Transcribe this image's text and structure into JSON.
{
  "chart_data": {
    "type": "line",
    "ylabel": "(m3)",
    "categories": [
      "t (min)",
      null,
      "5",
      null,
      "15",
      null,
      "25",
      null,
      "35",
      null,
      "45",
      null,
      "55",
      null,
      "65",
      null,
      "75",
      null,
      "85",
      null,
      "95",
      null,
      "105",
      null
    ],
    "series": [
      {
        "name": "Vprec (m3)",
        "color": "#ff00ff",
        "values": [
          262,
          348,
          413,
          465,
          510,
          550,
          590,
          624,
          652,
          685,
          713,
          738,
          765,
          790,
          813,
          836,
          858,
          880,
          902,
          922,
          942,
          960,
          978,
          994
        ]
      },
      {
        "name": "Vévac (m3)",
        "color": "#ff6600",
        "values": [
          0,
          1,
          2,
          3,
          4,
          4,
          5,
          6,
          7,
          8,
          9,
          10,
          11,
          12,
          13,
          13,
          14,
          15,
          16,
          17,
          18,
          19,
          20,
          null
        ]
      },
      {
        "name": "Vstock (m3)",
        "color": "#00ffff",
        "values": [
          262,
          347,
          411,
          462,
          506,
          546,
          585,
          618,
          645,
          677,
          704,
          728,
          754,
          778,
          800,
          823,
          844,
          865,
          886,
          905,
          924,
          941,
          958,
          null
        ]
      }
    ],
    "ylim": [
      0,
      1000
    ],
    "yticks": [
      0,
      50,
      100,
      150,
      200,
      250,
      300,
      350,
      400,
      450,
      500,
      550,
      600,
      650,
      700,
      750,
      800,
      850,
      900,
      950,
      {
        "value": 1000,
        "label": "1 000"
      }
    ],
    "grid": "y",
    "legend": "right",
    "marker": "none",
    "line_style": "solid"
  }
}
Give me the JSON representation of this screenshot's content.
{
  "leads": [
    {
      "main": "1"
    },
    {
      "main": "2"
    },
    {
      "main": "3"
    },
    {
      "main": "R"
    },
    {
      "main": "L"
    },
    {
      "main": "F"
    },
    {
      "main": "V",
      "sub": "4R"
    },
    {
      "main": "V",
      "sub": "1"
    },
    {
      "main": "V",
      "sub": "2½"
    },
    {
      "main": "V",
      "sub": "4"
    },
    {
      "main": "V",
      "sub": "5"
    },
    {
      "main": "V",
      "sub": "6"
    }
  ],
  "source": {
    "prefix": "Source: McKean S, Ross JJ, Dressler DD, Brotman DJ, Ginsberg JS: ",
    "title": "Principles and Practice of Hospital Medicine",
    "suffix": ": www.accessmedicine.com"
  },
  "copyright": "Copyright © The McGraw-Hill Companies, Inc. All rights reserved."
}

____

What you are asked to do:
From the records above, extract everything verbatim.

Solution to this problem:
Transcribe this image's text and structure into JSON.
{
  "chart_data": {
    "type": "line",
    "ylabel": "(m3)",
    "categories": [
      "t (min)",
      null,
      "5",
      null,
      "15",
      null,
      "25",
      null,
      "35",
      null,
      "45",
      null,
      "55",
      null,
      "65",
      null,
      "75",
      null,
      "85",
      null,
      "95",
      null,
      "105",
      null
    ],
    "series": [
      {
        "name": "Vprec (m3)",
        "color": "#ff00ff",
        "values": [
          262,
          348,
          413,
          465,
          510,
          550,
          590,
          624,
          652,
          685,
          713,
          738,
          765,
          790,
          813,
          836,
          858,
          880,
          902,
          922,
          942,
          960,
          978,
          994
        ]
      },
      {
        "name": "Vévac (m3)",
        "color": "#ff6600",
        "values": [
          0,
          1,
          2,
          3,
          4,
          4,
          5,
          6,
          7,
          8,
          9,
          10,
          11,
          12,
          13,
          13,
          14,
          15,
          16,
          17,
          18,
          19,
          20,
          null
        ]
      },
      {
        "name": "Vstock (m3)",
        "color": "#00ffff",
        "values": [
          262,
          347,
          411,
          462,
          506,
          546,
          585,
          618,
          645,
          677,
          704,
          728,
          754,
          778,
          800,
          823,
          844,
          865,
          886,
          905,
          924,
          941,
          958,
          null
        ]
      }
    ],
    "ylim": [
      0,
      1000
    ],
    "yticks": [
      0,
      50,
      100,
      150,
      200,
      250,
      300,
      350,
      400,
      450,
      500,
      550,
      600,
      650,
      700,
      750,
      800,
      850,
      900,
      950,
      {
        "value": 1000,
        "label": "1 000"
      }
    ],
    "grid": "y",
    "legend": "right",
    "marker": "none",
    "line_style": "solid"
  }
}
Give me the JSON representation of this screenshot's content.
{
  "leads": [
    {
      "main": "1"
    },
    {
      "main": "2"
    },
    {
      "main": "3"
    },
    {
      "main": "R"
    },
    {
      "main": "L"
    },
    {
      "main": "F"
    },
    {
      "main": "V",
      "sub": "4R"
    },
    {
      "main": "V",
      "sub": "1"
    },
    {
      "main": "V",
      "sub": "2½"
    },
    {
      "main": "V",
      "sub": "4"
    },
    {
      "main": "V",
      "sub": "5"
    },
    {
      "main": "V",
      "sub": "6"
    }
  ],
  "source": {
    "prefix": "Source: McKean S, Ross JJ, Dressler DD, Brotman DJ, Ginsberg JS: ",
    "title": "Principles and Practice of Hospital Medicine",
    "suffix": ": www.accessmedicine.com"
  },
  "copyright": "Copyright © The McGraw-Hill Companies, Inc. All rights reserved."
}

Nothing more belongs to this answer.